╭──
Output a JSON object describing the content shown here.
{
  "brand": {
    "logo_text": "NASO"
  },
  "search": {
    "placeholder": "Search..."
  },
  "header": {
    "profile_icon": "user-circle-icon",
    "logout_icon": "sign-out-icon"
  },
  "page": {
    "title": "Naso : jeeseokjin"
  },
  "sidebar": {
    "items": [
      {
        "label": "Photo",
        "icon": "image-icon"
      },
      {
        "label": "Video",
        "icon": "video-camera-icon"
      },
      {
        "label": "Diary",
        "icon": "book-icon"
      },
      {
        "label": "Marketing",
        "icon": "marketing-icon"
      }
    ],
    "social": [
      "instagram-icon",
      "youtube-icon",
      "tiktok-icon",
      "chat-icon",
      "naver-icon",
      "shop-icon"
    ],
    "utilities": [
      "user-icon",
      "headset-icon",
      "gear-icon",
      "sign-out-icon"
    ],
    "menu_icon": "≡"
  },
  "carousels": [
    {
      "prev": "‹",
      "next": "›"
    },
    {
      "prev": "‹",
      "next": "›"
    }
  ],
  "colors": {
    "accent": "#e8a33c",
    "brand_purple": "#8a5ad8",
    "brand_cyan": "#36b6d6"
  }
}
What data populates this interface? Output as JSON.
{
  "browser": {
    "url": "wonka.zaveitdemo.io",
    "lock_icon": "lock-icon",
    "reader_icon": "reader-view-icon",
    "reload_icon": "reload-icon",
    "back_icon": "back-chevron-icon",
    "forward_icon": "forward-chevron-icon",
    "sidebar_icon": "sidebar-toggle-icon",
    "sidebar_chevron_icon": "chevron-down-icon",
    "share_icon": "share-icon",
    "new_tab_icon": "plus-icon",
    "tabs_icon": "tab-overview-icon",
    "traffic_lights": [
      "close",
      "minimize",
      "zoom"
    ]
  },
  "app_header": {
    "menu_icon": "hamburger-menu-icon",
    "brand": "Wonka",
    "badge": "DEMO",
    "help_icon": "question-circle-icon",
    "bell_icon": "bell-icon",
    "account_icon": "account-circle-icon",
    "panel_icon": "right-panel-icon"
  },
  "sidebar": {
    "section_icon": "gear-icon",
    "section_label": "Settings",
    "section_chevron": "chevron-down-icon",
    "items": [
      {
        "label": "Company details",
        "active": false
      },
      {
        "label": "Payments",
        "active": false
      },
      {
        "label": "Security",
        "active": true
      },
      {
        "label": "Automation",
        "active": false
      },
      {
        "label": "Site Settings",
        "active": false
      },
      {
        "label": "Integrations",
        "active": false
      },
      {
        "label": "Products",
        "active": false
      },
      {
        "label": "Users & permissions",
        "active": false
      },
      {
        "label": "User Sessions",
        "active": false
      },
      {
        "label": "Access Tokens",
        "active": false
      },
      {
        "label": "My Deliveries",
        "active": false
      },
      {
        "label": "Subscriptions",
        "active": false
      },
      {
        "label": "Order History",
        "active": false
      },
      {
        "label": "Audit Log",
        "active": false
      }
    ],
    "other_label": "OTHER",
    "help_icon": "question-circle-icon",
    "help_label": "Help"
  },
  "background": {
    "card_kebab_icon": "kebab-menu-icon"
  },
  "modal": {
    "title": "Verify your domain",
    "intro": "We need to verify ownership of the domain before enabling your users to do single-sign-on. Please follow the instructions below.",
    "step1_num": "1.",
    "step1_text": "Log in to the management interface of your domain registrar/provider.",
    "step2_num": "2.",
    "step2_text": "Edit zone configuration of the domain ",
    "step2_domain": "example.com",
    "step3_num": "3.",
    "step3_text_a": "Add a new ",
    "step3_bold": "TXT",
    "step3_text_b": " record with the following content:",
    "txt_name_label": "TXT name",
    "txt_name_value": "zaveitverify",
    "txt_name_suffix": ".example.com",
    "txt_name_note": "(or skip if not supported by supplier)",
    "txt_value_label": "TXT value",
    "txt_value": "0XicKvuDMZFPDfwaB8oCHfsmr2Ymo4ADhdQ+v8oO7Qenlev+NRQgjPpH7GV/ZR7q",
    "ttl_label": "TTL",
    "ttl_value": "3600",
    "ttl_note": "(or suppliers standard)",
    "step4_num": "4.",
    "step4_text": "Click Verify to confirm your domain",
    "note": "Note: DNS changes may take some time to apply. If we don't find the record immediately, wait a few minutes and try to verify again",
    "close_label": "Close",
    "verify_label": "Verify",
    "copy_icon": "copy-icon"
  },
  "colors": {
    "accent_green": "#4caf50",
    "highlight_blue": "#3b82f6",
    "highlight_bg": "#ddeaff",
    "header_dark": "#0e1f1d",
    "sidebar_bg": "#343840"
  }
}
╰──
Copy out each line above, character for character.

• _Written reply_
Output a JSON object describing the content shown here.
{
  "brand": {
    "logo_text": "NASO"
  },
  "search": {
    "placeholder": "Search..."
  },
  "header": {
    "profile_icon": "user-circle-icon",
    "logout_icon": "sign-out-icon"
  },
  "page": {
    "title": "Naso : jeeseokjin"
  },
  "sidebar": {
    "items": [
      {
        "label": "Photo",
        "icon": "image-icon"
      },
      {
        "label": "Video",
        "icon": "video-camera-icon"
      },
      {
        "label": "Diary",
        "icon": "book-icon"
      },
      {
        "label": "Marketing",
        "icon": "marketing-icon"
      }
    ],
    "social": [
      "instagram-icon",
      "youtube-icon",
      "tiktok-icon",
      "chat-icon",
      "naver-icon",
      "shop-icon"
    ],
    "utilities": [
      "user-icon",
      "headset-icon",
      "gear-icon",
      "sign-out-icon"
    ],
    "menu_icon": "≡"
  },
  "carousels": [
    {
      "prev": "‹",
      "next": "›"
    },
    {
      "prev": "‹",
      "next": "›"
    }
  ],
  "colors": {
    "accent": "#e8a33c",
    "brand_purple": "#8a5ad8",
    "brand_cyan": "#36b6d6"
  }
}
What data populates this interface? Output as JSON.
{
  "browser": {
    "url": "wonka.zaveitdemo.io",
    "lock_icon": "lock-icon",
    "reader_icon": "reader-view-icon",
    "reload_icon": "reload-icon",
    "back_icon": "back-chevron-icon",
    "forward_icon": "forward-chevron-icon",
    "sidebar_icon": "sidebar-toggle-icon",
    "sidebar_chevron_icon": "chevron-down-icon",
    "share_icon": "share-icon",
    "new_tab_icon": "plus-icon",
    "tabs_icon": "tab-overview-icon",
    "traffic_lights": [
      "close",
      "minimize",
      "zoom"
    ]
  },
  "app_header": {
    "menu_icon": "hamburger-menu-icon",
    "brand": "Wonka",
    "badge": "DEMO",
    "help_icon": "question-circle-icon",
    "bell_icon": "bell-icon",
    "account_icon": "account-circle-icon",
    "panel_icon": "right-panel-icon"
  },
  "sidebar": {
    "section_icon": "gear-icon",
    "section_label": "Settings",
    "section_chevron": "chevron-down-icon",
    "items": [
      {
        "label": "Company details",
        "active": false
      },
      {
        "label": "Payments",
        "active": false
      },
      {
        "label": "Security",
        "active": true
      },
      {
        "label": "Automation",
        "active": false
      },
      {
        "label": "Site Settings",
        "active": false
      },
      {
        "label": "Integrations",
        "active": false
      },
      {
        "label": "Products",
        "active": false
      },
      {
        "label": "Users & permissions",
        "active": false
      },
      {
        "label": "User Sessions",
        "active": false
      },
      {
        "label": "Access Tokens",
        "active": false
      },
      {
        "label": "My Deliveries",
        "active": false
      },
      {
        "label": "Subscriptions",
        "active": false
      },
      {
        "label": "Order History",
        "active": false
      },
      {
        "label": "Audit Log",
        "active": false
      }
    ],
    "other_label": "OTHER",
    "help_icon": "question-circle-icon",
    "help_label": "Help"
  },
  "background": {
    "card_kebab_icon": "kebab-menu-icon"
  },
  "modal": {
    "title": "Verify your domain",
    "intro": "We need to verify ownership of the domain before enabling your users to do single-sign-on. Please follow the instructions below.",
    "step1_num": "1.",
    "step1_text": "Log in to the management interface of your domain registrar/provider.",
    "step2_num": "2.",
    "step2_text": "Edit zone configuration of the domain ",
    "step2_domain": "example.com",
    "step3_num": "3.",
    "step3_text_a": "Add a new ",
    "step3_bold": "TXT",
    "step3_text_b": " record with the following content:",
    "txt_name_label": "TXT name",
    "txt_name_value": "zaveitverify",
    "txt_name_suffix": ".example.com",
    "txt_name_note": "(or skip if not supported by supplier)",
    "txt_value_label": "TXT value",
    "txt_value": "0XicKvuDMZFPDfwaB8oCHfsmr2Ymo4ADhdQ+v8oO7Qenlev+NRQgjPpH7GV/ZR7q",
    "ttl_label": "TTL",
    "ttl_value": "3600",
    "ttl_note": "(or suppliers standard)",
    "step4_num": "4.",
    "step4_text": "Click Verify to confirm your domain",
    "note": "Note: DNS changes may take some time to apply. If we don't find the record immediately, wait a few minutes and try to verify again",
    "close_label": "Close",
    "verify_label": "Verify",
    "copy_icon": "copy-icon"
  },
  "colors": {
    "accent_green": "#4caf50",
    "highlight_blue": "#3b82f6",
    "highlight_bg": "#ddeaff",
    "header_dark": "#0e1f1d",
    "sidebar_bg": "#343840"
  }
}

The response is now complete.